### [Stored entries]

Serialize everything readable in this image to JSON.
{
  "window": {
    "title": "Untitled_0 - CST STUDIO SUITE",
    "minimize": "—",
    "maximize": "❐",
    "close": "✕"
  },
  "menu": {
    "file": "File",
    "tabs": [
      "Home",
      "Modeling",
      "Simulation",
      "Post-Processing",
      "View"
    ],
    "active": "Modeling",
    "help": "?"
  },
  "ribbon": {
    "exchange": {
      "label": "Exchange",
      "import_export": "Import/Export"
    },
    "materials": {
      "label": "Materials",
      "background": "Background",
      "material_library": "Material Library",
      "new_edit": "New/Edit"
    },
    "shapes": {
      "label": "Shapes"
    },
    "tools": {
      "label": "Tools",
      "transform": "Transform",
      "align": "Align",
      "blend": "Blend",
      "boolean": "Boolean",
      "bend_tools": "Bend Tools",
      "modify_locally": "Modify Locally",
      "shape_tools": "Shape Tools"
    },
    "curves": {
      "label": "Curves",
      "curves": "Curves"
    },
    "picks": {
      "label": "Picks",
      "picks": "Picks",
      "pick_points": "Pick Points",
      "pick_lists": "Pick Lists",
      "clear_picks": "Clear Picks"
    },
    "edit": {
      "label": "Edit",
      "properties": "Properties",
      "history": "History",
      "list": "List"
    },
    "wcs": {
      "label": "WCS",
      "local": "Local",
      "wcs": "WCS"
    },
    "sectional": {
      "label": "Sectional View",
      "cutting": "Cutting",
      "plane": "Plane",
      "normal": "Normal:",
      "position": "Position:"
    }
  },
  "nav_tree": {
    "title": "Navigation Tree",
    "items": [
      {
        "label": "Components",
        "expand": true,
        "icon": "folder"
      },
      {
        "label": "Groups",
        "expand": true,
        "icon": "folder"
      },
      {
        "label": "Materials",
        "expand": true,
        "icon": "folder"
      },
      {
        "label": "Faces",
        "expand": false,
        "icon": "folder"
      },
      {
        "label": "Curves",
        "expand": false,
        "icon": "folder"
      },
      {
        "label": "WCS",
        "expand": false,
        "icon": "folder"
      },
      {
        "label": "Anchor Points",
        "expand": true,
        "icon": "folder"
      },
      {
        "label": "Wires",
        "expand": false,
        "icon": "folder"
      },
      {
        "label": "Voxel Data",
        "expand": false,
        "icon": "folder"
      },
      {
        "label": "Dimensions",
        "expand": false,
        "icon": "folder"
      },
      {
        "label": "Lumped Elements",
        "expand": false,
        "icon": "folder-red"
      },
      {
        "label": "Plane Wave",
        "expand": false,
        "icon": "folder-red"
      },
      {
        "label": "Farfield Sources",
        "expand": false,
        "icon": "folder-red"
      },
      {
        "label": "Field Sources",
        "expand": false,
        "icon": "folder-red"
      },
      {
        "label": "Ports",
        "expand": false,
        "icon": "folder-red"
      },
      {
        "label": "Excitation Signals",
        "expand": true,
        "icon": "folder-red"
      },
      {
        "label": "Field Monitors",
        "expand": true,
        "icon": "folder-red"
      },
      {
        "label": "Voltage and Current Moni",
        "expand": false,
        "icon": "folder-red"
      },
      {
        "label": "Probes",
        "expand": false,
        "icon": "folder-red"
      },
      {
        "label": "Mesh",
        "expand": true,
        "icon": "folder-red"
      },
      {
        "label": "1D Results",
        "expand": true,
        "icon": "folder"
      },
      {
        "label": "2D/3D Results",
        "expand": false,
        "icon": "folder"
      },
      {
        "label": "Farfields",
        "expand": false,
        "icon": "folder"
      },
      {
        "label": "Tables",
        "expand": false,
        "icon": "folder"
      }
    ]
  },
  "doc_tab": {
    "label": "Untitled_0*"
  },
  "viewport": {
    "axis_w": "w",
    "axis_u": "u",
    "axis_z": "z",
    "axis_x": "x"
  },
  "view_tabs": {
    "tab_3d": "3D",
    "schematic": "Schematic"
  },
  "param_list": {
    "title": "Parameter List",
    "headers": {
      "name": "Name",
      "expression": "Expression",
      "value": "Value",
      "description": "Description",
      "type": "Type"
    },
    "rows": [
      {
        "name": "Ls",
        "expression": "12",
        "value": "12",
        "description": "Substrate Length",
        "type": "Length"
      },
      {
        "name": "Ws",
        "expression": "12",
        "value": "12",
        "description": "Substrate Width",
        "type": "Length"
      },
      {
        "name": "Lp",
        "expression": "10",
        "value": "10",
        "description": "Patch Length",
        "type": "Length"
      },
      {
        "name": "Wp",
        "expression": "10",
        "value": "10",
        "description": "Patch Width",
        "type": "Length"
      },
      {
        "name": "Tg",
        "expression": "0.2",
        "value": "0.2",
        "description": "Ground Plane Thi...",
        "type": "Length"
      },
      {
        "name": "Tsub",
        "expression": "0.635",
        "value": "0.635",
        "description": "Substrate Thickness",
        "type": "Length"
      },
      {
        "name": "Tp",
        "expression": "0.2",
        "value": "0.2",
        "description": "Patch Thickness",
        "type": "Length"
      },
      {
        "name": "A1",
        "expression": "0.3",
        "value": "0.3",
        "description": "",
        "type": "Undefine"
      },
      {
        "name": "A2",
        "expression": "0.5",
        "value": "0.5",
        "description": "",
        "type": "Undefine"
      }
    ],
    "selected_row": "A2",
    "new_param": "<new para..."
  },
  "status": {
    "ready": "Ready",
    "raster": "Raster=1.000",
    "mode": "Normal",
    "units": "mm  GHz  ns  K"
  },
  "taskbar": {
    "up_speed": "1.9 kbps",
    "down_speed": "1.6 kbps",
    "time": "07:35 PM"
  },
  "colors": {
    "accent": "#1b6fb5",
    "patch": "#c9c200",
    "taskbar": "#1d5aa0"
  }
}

### [Given instruction]
Each line in the material above must be retyped without alteration.

### [Result below]
Serialize everything readable in this image to JSON.
{
  "window": {
    "title": "Untitled_0 - CST STUDIO SUITE",
    "minimize": "—",
    "maximize": "❐",
    "close": "✕"
  },
  "menu": {
    "file": "File",
    "tabs": [
      "Home",
      "Modeling",
      "Simulation",
      "Post-Processing",
      "View"
    ],
    "active": "Modeling",
    "help": "?"
  },
  "ribbon": {
    "exchange": {
      "label": "Exchange",
      "import_export": "Import/Export"
    },
    "materials": {
      "label": "Materials",
      "background": "Background",
      "material_library": "Material Library",
      "new_edit": "New/Edit"
    },
    "shapes": {
      "label": "Shapes"
    },
    "tools": {
      "label": "Tools",
      "transform": "Transform",
      "align": "Align",
      "blend": "Blend",
      "boolean": "Boolean",
      "bend_tools": "Bend Tools",
      "modify_locally": "Modify Locally",
      "shape_tools": "Shape Tools"
    },
    "curves": {
      "label": "Curves",
      "curves": "Curves"
    },
    "picks": {
      "label": "Picks",
      "picks": "Picks",
      "pick_points": "Pick Points",
      "pick_lists": "Pick Lists",
      "clear_picks": "Clear Picks"
    },
    "edit": {
      "label": "Edit",
      "properties": "Properties",
      "history": "History",
      "list": "List"
    },
    "wcs": {
      "label": "WCS",
      "local": "Local",
      "wcs": "WCS"
    },
    "sectional": {
      "label": "Sectional View",
      "cutting": "Cutting",
      "plane": "Plane",
      "normal": "Normal:",
      "position": "Position:"
    }
  },
  "nav_tree": {
    "title": "Navigation Tree",
    "items": [
      {
        "label": "Components",
        "expand": true,
        "icon": "folder"
      },
      {
        "label": "Groups",
        "expand": true,
        "icon": "folder"
      },
      {
        "label": "Materials",
        "expand": true,
        "icon": "folder"
      },
      {
        "label": "Faces",
        "expand": false,
        "icon": "folder"
      },
      {
        "label": "Curves",
        "expand": false,
        "icon": "folder"
      },
      {
        "label": "WCS",
        "expand": false,
        "icon": "folder"
      },
      {
        "label": "Anchor Points",
        "expand": true,
        "icon": "folder"
      },
      {
        "label": "Wires",
        "expand": false,
        "icon": "folder"
      },
      {
        "label": "Voxel Data",
        "expand": false,
        "icon": "folder"
      },
      {
        "label": "Dimensions",
        "expand": false,
        "icon": "folder"
      },
      {
        "label": "Lumped Elements",
        "expand": false,
        "icon": "folder-red"
      },
      {
        "label": "Plane Wave",
        "expand": false,
        "icon": "folder-red"
      },
      {
        "label": "Farfield Sources",
        "expand": false,
        "icon": "folder-red"
      },
      {
        "label": "Field Sources",
        "expand": false,
        "icon": "folder-red"
      },
      {
        "label": "Ports",
        "expand": false,
        "icon": "folder-red"
      },
      {
        "label": "Excitation Signals",
        "expand": true,
        "icon": "folder-red"
      },
      {
        "label": "Field Monitors",
        "expand": true,
        "icon": "folder-red"
      },
      {
        "label": "Voltage and Current Moni",
        "expand": false,
        "icon": "folder-red"
      },
      {
        "label": "Probes",
        "expand": false,
        "icon": "folder-red"
      },
      {
        "label": "Mesh",
        "expand": true,
        "icon": "folder-red"
      },
      {
        "label": "1D Results",
        "expand": true,
        "icon": "folder"
      },
      {
        "label": "2D/3D Results",
        "expand": false,
        "icon": "folder"
      },
      {
        "label": "Farfields",
        "expand": false,
        "icon": "folder"
      },
      {
        "label": "Tables",
        "expand": false,
        "icon": "folder"
      }
    ]
  },
  "doc_tab": {
    "label": "Untitled_0*"
  },
  "viewport": {
    "axis_w": "w",
    "axis_u": "u",
    "axis_z": "z",
    "axis_x": "x"
  },
  "view_tabs": {
    "tab_3d": "3D",
    "schematic": "Schematic"
  },
  "param_list": {
    "title": "Parameter List",
    "headers": {
      "name": "Name",
      "expression": "Expression",
      "value": "Value",
      "description": "Description",
      "type": "Type"
    },
    "rows": [
      {
        "name": "Ls",
        "expression": "12",
        "value": "12",
        "description": "Substrate Length",
        "type": "Length"
      },
      {
        "name": "Ws",
        "expression": "12",
        "value": "12",
        "description": "Substrate Width",
        "type": "Length"
      },
      {
        "name": "Lp",
        "expression": "10",
        "value": "10",
        "description": "Patch Length",
        "type": "Length"
      },
      {
        "name": "Wp",
        "expression": "10",
        "value": "10",
        "description": "Patch Width",
        "type": "Length"
      },
      {
        "name": "Tg",
        "expression": "0.2",
        "value": "0.2",
        "description": "Ground Plane Thi...",
        "type": "Length"
      },
      {
        "name": "Tsub",
        "expression": "0.635",
        "value": "0.635",
        "description": "Substrate Thickness",
        "type": "Length"
      },
      {
        "name": "Tp",
        "expression": "0.2",
        "value": "0.2",
        "description": "Patch Thickness",
        "type": "Length"
      },
      {
        "name": "A1",
        "expression": "0.3",
        "value": "0.3",
        "description": "",
        "type": "Undefine"
      },
      {
        "name": "A2",
        "expression": "0.5",
        "value": "0.5",
        "description": "",
        "type": "Undefine"
      }
    ],
    "selected_row": "A2",
    "new_param": "<new para..."
  },
  "status": {
    "ready": "Ready",
    "raster": "Raster=1.000",
    "mode": "Normal",
    "units": "mm  GHz  ns  K"
  },
  "taskbar": {
    "up_speed": "1.9 kbps",
    "down_speed": "1.6 kbps",
    "time": "07:35 PM"
  },
  "colors": {
    "accent": "#1b6fb5",
    "patch": "#c9c200",
    "taskbar": "#1d5aa0"
  }
}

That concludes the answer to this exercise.